▶ [Extracted material]:
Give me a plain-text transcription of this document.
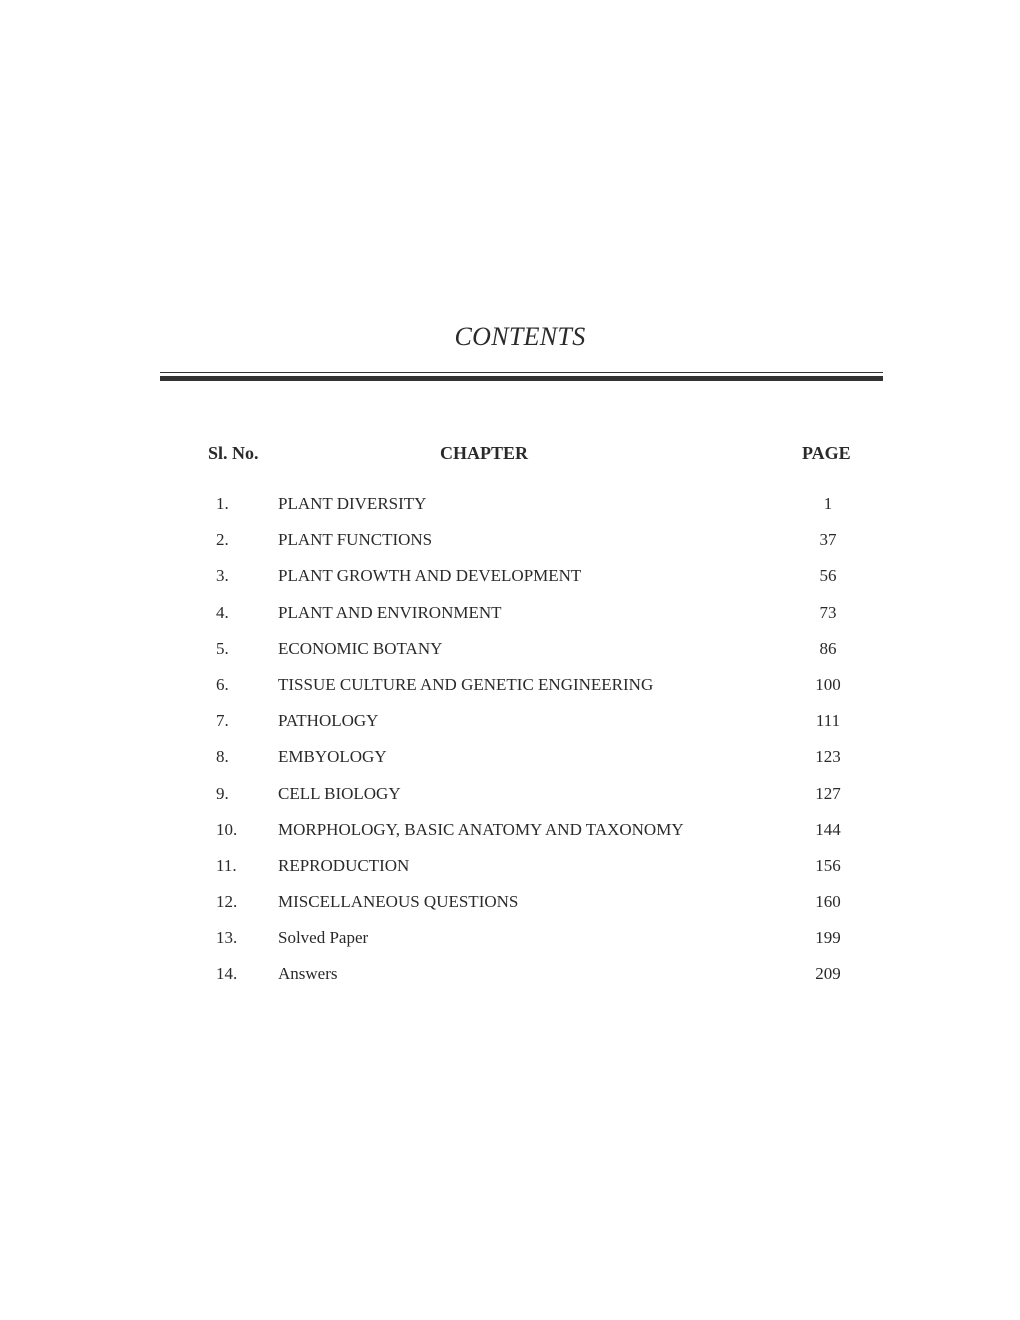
CONTENTS
Sl. No.	CHAPTER	PAGE
1.	PLANT DIVERSITY	1
2.	PLANT FUNCTIONS	37
3.	PLANT GROWTH AND DEVELOPMENT	56
4.	PLANT AND ENVIRONMENT	73
5.	ECONOMIC BOTANY	86
6.	TISSUE CULTURE AND GENETIC ENGINEERING	100
7.	PATHOLOGY	111
8.	EMBYOLOGY	123
9.	CELL BIOLOGY	127
10. MORPHOLOGY, BASIC ANATOMY AND TAXONOMY	144
11. REPRODUCTION	156
12. MISCELLANEOUS QUESTIONS	160
13. Solved Paper	199
14. Answers	209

▶ [What is needed]: Write every record out again exactly; no pictures belong in the copy.

▶ [Task response]:
Give me a plain-text transcription of this document.
CONTENTS
Sl. No.	CHAPTER	PAGE
1.	PLANT DIVERSITY	1
2.	PLANT FUNCTIONS	37
3.	PLANT GROWTH AND DEVELOPMENT	56
4.	PLANT AND ENVIRONMENT	73
5.	ECONOMIC BOTANY	86
6.	TISSUE CULTURE AND GENETIC ENGINEERING	100
7.	PATHOLOGY	111
8.	EMBYOLOGY	123
9.	CELL BIOLOGY	127
10. MORPHOLOGY, BASIC ANATOMY AND TAXONOMY	144
11. REPRODUCTION	156
12. MISCELLANEOUS QUESTIONS	160
13. Solved Paper	199
14. Answers	209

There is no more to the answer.